[Data records]
-- start --
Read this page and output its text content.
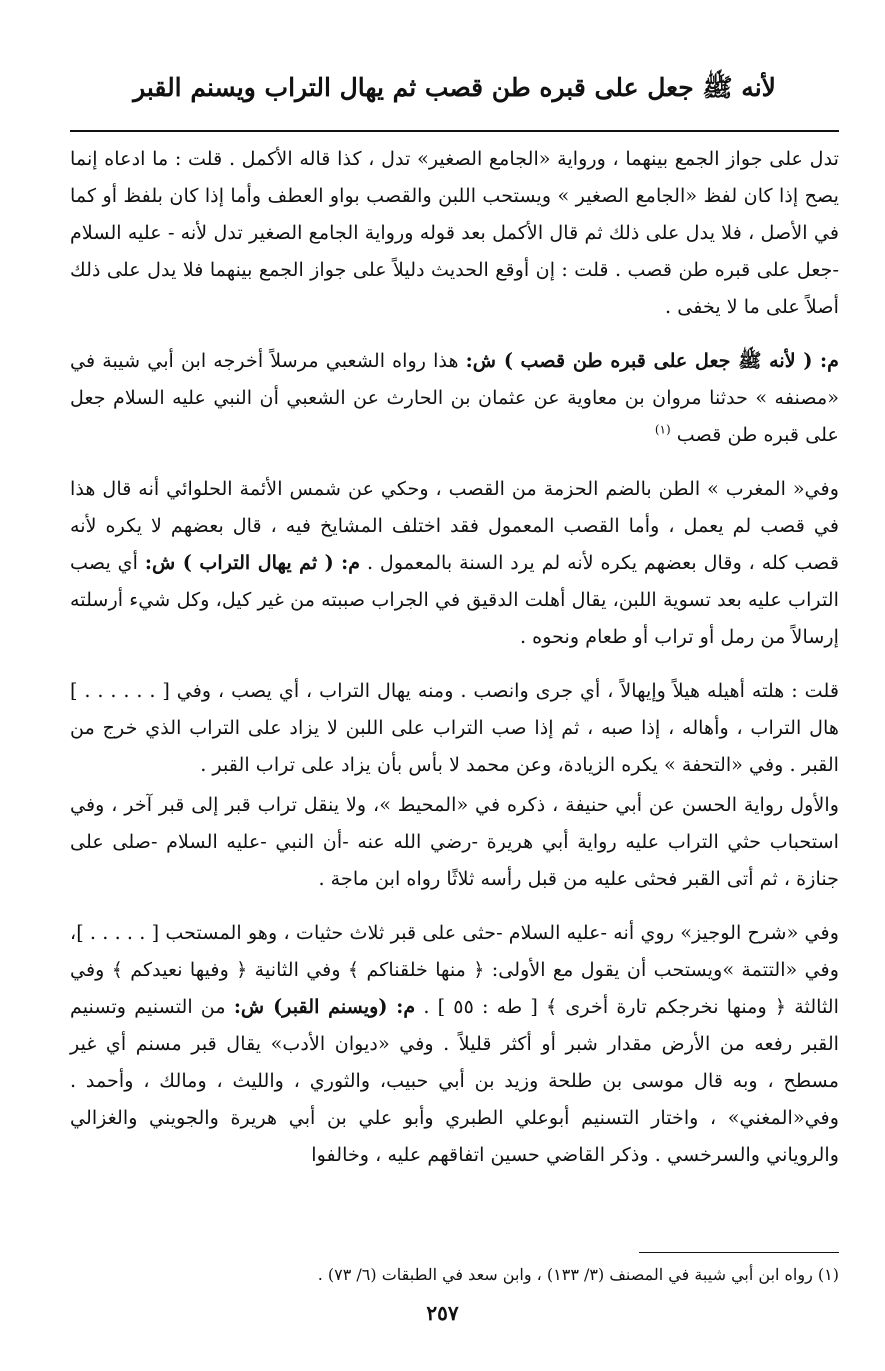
لأنه ﷺ جعل على قبره طن قصب ثم يهال التراب ويسنم القبر

تدل على جواز الجمع بينهما ، ورواية «الجامع الصغير» تدل ، كذا قاله الأكمل . قلت : ما ادعاه إنما يصح إذا كان لفظ «الجامع الصغير » ويستحب اللبن والقصب بواو العطف وأما إذا كان بلفظ أو كما في الأصل ، فلا يدل على ذلك ثم قال الأكمل بعد قوله ورواية الجامع الصغير تدل لأنه - عليه السلام -جعل على قبره طن قصب . قلت : إن أوقع الحديث دليلاً على جواز الجمع بينهما فلا يدل على ذلك أصلاً على ما لا يخفى .

م: ( لأنه ﷺ جعل على قبره طن قصب ) ش: هذا رواه الشعبي مرسلاً أخرجه ابن أبي شيبة في «مصنفه » حدثنا مروان بن معاوية عن عثمان بن الحارث عن الشعبي أن النبي عليه السلام جعل على قبره طن قصب $^{(١)}$

وفي« المغرب » الطن بالضم الحزمة من القصب ، وحكي عن شمس الأئمة الحلوائي أنه قال هذا في قصب لم يعمل ، وأما القصب المعمول فقد اختلف المشايخ فيه ، قال بعضهم لا يكره لأنه قصب كله ، وقال بعضهم يكره لأنه لم يرد السنة بالمعمول . م: ( ثم يهال التراب ) ش: أي يصب التراب عليه بعد تسوية اللبن، يقال أهلت الدقيق في الجراب صببته من غير كيل، وكل شيء أرسلته إرسالاً من رمل أو تراب أو طعام ونحوه .

قلت : هلته أهيله هيلاً وإيهالاً ، أي جرى وانصب . ومنه يهال التراب ، أي يصب ، وفي [ . . . . . . ] هال التراب ، وأهاله ، إذا صبه ، ثم إذا صب التراب على اللبن لا يزاد على التراب الذي خرج من القبر . وفي «التحفة » يكره الزيادة، وعن محمد لا بأس بأن يزاد على تراب القبر .

والأول رواية الحسن عن أبي حنيفة ، ذكره في «المحيط »، ولا ينقل تراب قبر إلى قبر آخر ، وفي استحباب حثي التراب عليه رواية أبي هريرة -رضي الله عنه -أن النبي -عليه السلام -صلى على جنازة ، ثم أتى القبر فحثى عليه من قبل رأسه ثلاثًا رواه ابن ماجة .

وفي «شرح الوجيز» روي أنه -عليه السلام -حثى على قبر ثلاث حثيات ، وهو المستحب [ . . . . . ]، وفي «التتمة »ويستحب أن يقول مع الأولى: ﴿ منها خلقناكم ﴾ وفي الثانية ﴿ وفيها نعيدكم ﴾ وفي الثالثة ﴿ ومنها نخرجكم تارة أخرى ﴾ [ طه : ٥٥ ] . م: (ويسنم القبر) ش: من التسنيم وتسنيم القبر رفعه من الأرض مقدار شبر أو أكثر قليلاً . وفي «ديوان الأدب» يقال قبر مسنم أي غير مسطح ، وبه قال موسى بن طلحة وزيد بن أبي حبيب، والثوري ، والليث ، ومالك ، وأحمد . وفي«المغني» ، واختار التسنيم أبوعلي الطبري وأبو علي بن أبي هريرة والجويني والغزالي والروياني والسرخسي . وذكر القاضي حسين اتفاقهم عليه ، وخالفوا

(١) رواه ابن أبي شيبة في المصنف (٣/ ١٣٣) ، وابن سعد في الطبقات (٦/ ٧٣) .
٢٥٧
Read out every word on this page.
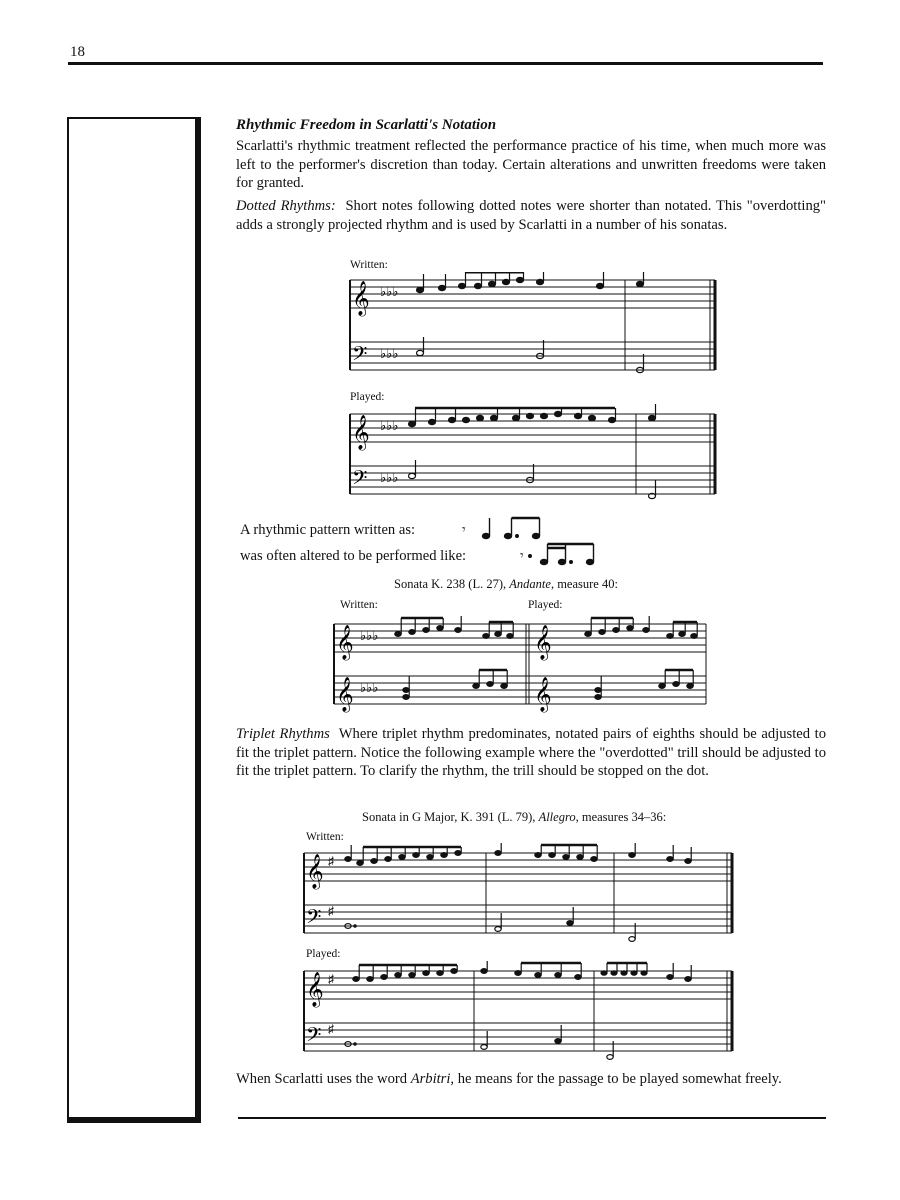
18

Rhythmic Freedom in Scarlatti's Notation

Scarlatti's rhythmic treatment reflected the performance practice of his time, when much more was left to the performer's discretion than today. Certain alterations and unwritten freedoms were taken for granted.

Dotted Rhythms: Short notes following dotted notes were shorter than notated. This "overdotting" adds a strongly projected rhythm and is used by Scarlatti in a number of his sonatas.

Written:
𝄞
𝄢
♭♭♭
♭♭♭
Played:
𝄞
𝄢
♭♭♭
♭♭♭
A rhythmic pattern written as:	𝄾
was often altered to be performed like:	𝄾
Sonata K. 238 (L. 27), Andante, measure 40:
Written:	Played:
𝄞
𝄞
𝄞
𝄞
♭♭♭
♭♭♭

Triplet Rhythms Where triplet rhythm predominates, notated pairs of eighths should be adjusted to fit the triplet pattern. Notice the following example where the "overdotted" trill should be adjusted to fit the triplet pattern. To clarify the rhythm, the trill should be stopped on the dot.

Sonata in G Major, K. 391 (L. 79), Allegro, measures 34–36:
Written:
𝄞
𝄢
♯
♯
Played:
𝄞
𝄢
♯
♯

When Scarlatti uses the word Arbitri, he means for the passage to be played somewhat freely.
-- end --
→ **AIM**:
Print all entries exactly. The images do not belong in the copy.

→ **SOLUTION FOR THIS TASK**:
Read this page and output its text content.
لأنه ﷺ جعل على قبره طن قصب ثم يهال التراب ويسنم القبر

تدل على جواز الجمع بينهما ، ورواية «الجامع الصغير» تدل ، كذا قاله الأكمل . قلت : ما ادعاه إنما يصح إذا كان لفظ «الجامع الصغير » ويستحب اللبن والقصب بواو العطف وأما إذا كان بلفظ أو كما في الأصل ، فلا يدل على ذلك ثم قال الأكمل بعد قوله ورواية الجامع الصغير تدل لأنه - عليه السلام -جعل على قبره طن قصب . قلت : إن أوقع الحديث دليلاً على جواز الجمع بينهما فلا يدل على ذلك أصلاً على ما لا يخفى .

م: ( لأنه ﷺ جعل على قبره طن قصب ) ش: هذا رواه الشعبي مرسلاً أخرجه ابن أبي شيبة في «مصنفه » حدثنا مروان بن معاوية عن عثمان بن الحارث عن الشعبي أن النبي عليه السلام جعل على قبره طن قصب $^{(١)}$

وفي« المغرب » الطن بالضم الحزمة من القصب ، وحكي عن شمس الأئمة الحلوائي أنه قال هذا في قصب لم يعمل ، وأما القصب المعمول فقد اختلف المشايخ فيه ، قال بعضهم لا يكره لأنه قصب كله ، وقال بعضهم يكره لأنه لم يرد السنة بالمعمول . م: ( ثم يهال التراب ) ش: أي يصب التراب عليه بعد تسوية اللبن، يقال أهلت الدقيق في الجراب صببته من غير كيل، وكل شيء أرسلته إرسالاً من رمل أو تراب أو طعام ونحوه .

قلت : هلته أهيله هيلاً وإيهالاً ، أي جرى وانصب . ومنه يهال التراب ، أي يصب ، وفي [ . . . . . . ] هال التراب ، وأهاله ، إذا صبه ، ثم إذا صب التراب على اللبن لا يزاد على التراب الذي خرج من القبر . وفي «التحفة » يكره الزيادة، وعن محمد لا بأس بأن يزاد على تراب القبر .

والأول رواية الحسن عن أبي حنيفة ، ذكره في «المحيط »، ولا ينقل تراب قبر إلى قبر آخر ، وفي استحباب حثي التراب عليه رواية أبي هريرة -رضي الله عنه -أن النبي -عليه السلام -صلى على جنازة ، ثم أتى القبر فحثى عليه من قبل رأسه ثلاثًا رواه ابن ماجة .

وفي «شرح الوجيز» روي أنه -عليه السلام -حثى على قبر ثلاث حثيات ، وهو المستحب [ . . . . . ]، وفي «التتمة »ويستحب أن يقول مع الأولى: ﴿ منها خلقناكم ﴾ وفي الثانية ﴿ وفيها نعيدكم ﴾ وفي الثالثة ﴿ ومنها نخرجكم تارة أخرى ﴾ [ طه : ٥٥ ] . م: (ويسنم القبر) ش: من التسنيم وتسنيم القبر رفعه من الأرض مقدار شبر أو أكثر قليلاً . وفي «ديوان الأدب» يقال قبر مسنم أي غير مسطح ، وبه قال موسى بن طلحة وزيد بن أبي حبيب، والثوري ، والليث ، ومالك ، وأحمد . وفي«المغني» ، واختار التسنيم أبوعلي الطبري وأبو علي بن أبي هريرة والجويني والغزالي والروياني والسرخسي . وذكر القاضي حسين اتفاقهم عليه ، وخالفوا

(١) رواه ابن أبي شيبة في المصنف (٣/ ١٣٣) ، وابن سعد في الطبقات (٦/ ٧٣) .
٢٥٧
Read out every word on this page.
18

Rhythmic Freedom in Scarlatti's Notation

Scarlatti's rhythmic treatment reflected the performance practice of his time, when much more was left to the performer's discretion than today. Certain alterations and unwritten freedoms were taken for granted.

Dotted Rhythms: Short notes following dotted notes were shorter than notated. This "overdotting" adds a strongly projected rhythm and is used by Scarlatti in a number of his sonatas.

Written:
𝄞
𝄢
♭♭♭
♭♭♭
Played:
𝄞
𝄢
♭♭♭
♭♭♭
A rhythmic pattern written as:	𝄾
was often altered to be performed like:	𝄾
Sonata K. 238 (L. 27), Andante, measure 40:
Written:	Played:
𝄞
𝄞
𝄞
𝄞
♭♭♭
♭♭♭

Triplet Rhythms Where triplet rhythm predominates, notated pairs of eighths should be adjusted to fit the triplet pattern. Notice the following example where the "overdotted" trill should be adjusted to fit the triplet pattern. To clarify the rhythm, the trill should be stopped on the dot.

Sonata in G Major, K. 391 (L. 79), Allegro, measures 34–36:
Written:
𝄞
𝄢
♯
♯
Played:
𝄞
𝄢
♯
♯

When Scarlatti uses the word Arbitri, he means for the passage to be played somewhat freely.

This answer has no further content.